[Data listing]
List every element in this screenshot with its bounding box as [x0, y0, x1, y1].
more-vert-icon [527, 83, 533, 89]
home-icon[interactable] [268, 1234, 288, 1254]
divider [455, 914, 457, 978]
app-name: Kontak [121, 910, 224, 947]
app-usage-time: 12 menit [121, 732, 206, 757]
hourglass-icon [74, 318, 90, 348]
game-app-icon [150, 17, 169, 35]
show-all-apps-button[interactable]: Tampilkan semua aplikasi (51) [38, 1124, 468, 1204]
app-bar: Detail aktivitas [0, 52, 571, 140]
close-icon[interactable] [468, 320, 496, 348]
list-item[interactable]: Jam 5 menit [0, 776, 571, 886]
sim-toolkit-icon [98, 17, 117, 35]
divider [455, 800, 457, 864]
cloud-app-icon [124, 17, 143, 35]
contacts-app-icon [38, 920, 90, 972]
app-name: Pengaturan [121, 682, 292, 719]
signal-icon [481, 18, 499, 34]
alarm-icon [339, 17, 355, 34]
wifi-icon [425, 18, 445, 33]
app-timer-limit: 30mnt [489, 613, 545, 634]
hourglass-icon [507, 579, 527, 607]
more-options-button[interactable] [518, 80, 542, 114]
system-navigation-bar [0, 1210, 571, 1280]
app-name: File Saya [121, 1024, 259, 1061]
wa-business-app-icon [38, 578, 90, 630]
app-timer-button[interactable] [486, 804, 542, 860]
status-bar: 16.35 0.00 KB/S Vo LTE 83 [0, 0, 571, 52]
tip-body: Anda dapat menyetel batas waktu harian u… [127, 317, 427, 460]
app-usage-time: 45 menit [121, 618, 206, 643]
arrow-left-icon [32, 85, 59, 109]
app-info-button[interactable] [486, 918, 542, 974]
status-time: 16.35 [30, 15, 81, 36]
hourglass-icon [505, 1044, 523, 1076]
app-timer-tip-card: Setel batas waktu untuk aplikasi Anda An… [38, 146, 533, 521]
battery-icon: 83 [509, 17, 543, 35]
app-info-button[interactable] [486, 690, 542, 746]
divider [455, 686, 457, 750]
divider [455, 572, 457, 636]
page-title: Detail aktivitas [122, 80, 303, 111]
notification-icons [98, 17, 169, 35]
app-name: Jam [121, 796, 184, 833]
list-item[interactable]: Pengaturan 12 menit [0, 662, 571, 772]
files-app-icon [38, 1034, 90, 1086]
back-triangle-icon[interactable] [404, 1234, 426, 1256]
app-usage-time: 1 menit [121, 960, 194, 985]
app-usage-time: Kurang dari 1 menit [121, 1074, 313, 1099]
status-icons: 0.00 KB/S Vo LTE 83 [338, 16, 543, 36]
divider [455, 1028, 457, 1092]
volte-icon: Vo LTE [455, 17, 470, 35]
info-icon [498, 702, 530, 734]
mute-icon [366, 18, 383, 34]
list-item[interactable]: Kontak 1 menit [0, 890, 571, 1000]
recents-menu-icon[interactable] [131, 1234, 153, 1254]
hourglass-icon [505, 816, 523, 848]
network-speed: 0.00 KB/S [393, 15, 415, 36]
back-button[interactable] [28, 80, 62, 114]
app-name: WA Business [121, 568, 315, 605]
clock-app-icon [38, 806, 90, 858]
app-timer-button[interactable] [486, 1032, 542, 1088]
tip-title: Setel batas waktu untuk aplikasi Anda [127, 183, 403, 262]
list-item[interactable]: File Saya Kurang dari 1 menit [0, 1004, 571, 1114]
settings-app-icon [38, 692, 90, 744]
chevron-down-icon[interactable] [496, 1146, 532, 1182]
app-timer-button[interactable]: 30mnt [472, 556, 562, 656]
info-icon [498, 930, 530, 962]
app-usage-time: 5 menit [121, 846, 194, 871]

...

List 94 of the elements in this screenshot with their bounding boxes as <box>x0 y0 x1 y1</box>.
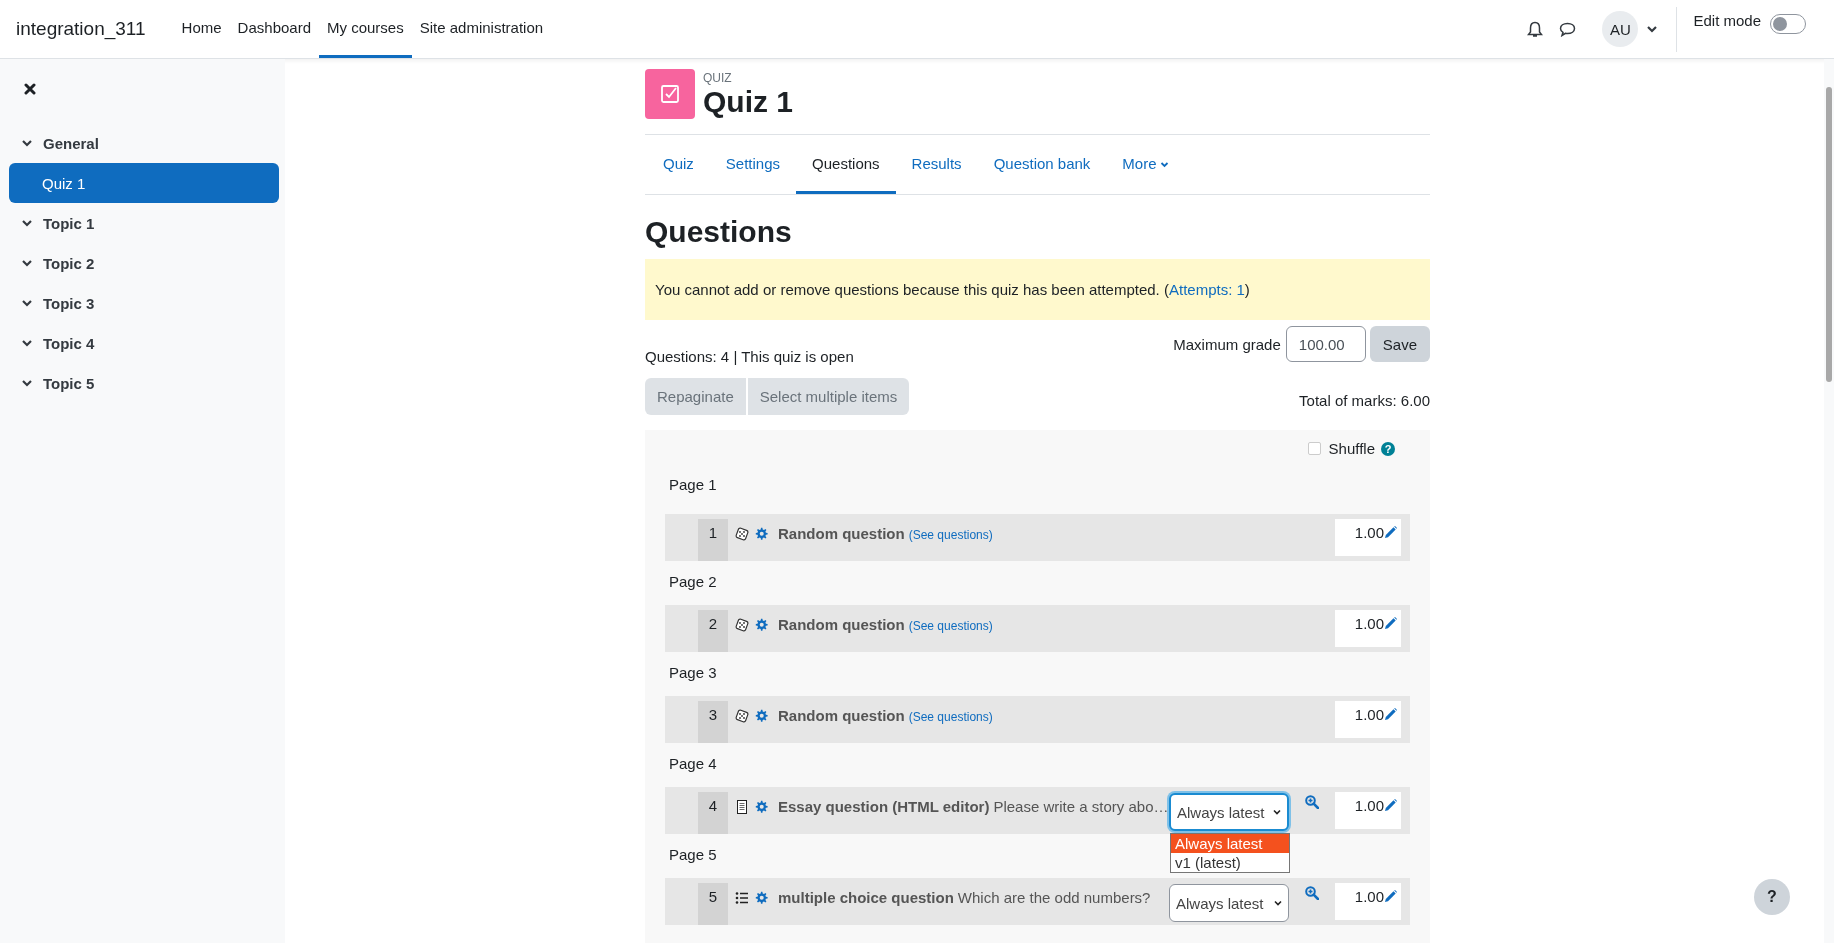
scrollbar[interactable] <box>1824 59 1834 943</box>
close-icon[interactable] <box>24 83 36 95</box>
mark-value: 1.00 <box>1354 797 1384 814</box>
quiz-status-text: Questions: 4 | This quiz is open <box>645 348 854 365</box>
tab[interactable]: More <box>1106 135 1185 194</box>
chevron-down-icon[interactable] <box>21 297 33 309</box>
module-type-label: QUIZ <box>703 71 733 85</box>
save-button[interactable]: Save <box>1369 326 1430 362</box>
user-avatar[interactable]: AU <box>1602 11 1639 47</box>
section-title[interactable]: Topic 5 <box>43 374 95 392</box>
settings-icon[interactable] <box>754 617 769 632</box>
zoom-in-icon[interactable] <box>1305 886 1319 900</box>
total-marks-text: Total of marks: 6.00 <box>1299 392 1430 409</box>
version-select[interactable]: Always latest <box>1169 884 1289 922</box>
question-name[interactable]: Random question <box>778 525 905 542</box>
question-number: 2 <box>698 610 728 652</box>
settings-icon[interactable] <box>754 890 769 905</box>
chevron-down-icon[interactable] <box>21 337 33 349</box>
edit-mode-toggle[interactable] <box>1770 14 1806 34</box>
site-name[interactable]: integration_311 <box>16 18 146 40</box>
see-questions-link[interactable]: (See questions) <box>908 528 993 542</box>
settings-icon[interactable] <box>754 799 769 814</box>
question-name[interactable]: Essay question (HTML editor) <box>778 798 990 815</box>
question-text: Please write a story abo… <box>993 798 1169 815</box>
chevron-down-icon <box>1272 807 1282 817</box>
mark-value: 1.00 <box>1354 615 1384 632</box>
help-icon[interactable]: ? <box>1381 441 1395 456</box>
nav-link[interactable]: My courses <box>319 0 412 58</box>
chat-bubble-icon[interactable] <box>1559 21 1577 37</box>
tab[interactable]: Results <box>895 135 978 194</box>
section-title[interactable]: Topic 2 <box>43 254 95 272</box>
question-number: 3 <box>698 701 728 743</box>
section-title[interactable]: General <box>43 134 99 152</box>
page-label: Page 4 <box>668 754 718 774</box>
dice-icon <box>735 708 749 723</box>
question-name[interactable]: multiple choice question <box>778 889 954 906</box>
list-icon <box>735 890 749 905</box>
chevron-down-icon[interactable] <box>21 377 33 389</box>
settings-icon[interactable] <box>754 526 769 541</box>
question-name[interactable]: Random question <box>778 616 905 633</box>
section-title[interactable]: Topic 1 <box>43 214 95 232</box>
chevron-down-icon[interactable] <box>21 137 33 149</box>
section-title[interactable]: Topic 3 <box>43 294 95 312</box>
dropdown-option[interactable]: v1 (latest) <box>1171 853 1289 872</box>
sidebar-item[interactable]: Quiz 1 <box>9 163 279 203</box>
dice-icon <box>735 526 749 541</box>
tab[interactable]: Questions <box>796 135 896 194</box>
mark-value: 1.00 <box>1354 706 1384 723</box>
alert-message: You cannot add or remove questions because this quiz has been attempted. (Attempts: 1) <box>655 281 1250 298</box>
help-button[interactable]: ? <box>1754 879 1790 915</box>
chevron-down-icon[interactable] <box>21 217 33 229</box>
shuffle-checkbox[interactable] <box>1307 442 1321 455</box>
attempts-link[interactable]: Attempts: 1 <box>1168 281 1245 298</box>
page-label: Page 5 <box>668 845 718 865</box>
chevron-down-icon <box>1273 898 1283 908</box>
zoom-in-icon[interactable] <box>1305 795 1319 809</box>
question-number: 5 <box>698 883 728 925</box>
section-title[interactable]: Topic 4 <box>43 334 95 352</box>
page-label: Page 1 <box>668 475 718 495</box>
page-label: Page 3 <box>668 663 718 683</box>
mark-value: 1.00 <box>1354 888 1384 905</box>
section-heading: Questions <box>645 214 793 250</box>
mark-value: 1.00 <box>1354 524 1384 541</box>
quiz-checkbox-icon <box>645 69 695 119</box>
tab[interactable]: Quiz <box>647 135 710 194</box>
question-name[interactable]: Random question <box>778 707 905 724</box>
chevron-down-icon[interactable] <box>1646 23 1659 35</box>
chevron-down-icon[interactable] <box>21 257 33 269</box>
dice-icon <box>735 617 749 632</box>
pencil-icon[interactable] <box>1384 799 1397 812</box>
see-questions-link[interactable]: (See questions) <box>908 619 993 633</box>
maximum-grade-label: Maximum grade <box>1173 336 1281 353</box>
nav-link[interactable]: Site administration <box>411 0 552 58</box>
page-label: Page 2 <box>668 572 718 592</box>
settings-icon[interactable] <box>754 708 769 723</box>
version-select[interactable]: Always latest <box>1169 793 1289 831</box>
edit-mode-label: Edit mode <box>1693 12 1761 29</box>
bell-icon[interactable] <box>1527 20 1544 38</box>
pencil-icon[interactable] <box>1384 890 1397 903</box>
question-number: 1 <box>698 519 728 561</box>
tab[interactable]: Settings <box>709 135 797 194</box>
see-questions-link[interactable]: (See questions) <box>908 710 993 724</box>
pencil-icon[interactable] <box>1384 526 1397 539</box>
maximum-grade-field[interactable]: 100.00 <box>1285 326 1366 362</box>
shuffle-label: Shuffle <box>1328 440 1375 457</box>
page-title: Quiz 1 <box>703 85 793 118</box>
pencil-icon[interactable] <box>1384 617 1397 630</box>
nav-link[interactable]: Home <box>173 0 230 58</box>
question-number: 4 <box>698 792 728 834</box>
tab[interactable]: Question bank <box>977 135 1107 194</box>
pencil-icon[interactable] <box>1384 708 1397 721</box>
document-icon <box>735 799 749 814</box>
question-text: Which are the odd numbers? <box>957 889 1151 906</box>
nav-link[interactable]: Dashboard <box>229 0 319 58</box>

▸ What the task requires
Return, word for word, the lines of the material that begin at the line containing "List every element" and stop after the line containing "wa-business-app-icon [38, 578, 90, 630]".

▸ Finished exercise
List every element in this screenshot with its bounding box as [x0, y0, x1, y1].
more-vert-icon [527, 83, 533, 89]
home-icon[interactable] [268, 1234, 288, 1254]
divider [455, 914, 457, 978]
app-name: Kontak [121, 910, 224, 947]
app-usage-time: 12 menit [121, 732, 206, 757]
hourglass-icon [74, 318, 90, 348]
game-app-icon [150, 17, 169, 35]
show-all-apps-button[interactable]: Tampilkan semua aplikasi (51) [38, 1124, 468, 1204]
app-bar: Detail aktivitas [0, 52, 571, 140]
close-icon[interactable] [468, 320, 496, 348]
list-item[interactable]: Jam 5 menit [0, 776, 571, 886]
sim-toolkit-icon [98, 17, 117, 35]
divider [455, 800, 457, 864]
cloud-app-icon [124, 17, 143, 35]
contacts-app-icon [38, 920, 90, 972]
app-name: Pengaturan [121, 682, 292, 719]
signal-icon [481, 18, 499, 34]
alarm-icon [339, 17, 355, 34]
wifi-icon [425, 18, 445, 33]
app-timer-limit: 30mnt [489, 613, 545, 634]
hourglass-icon [507, 579, 527, 607]
more-options-button[interactable] [518, 80, 542, 114]
system-navigation-bar [0, 1210, 571, 1280]
app-name: File Saya [121, 1024, 259, 1061]
wa-business-app-icon [38, 578, 90, 630]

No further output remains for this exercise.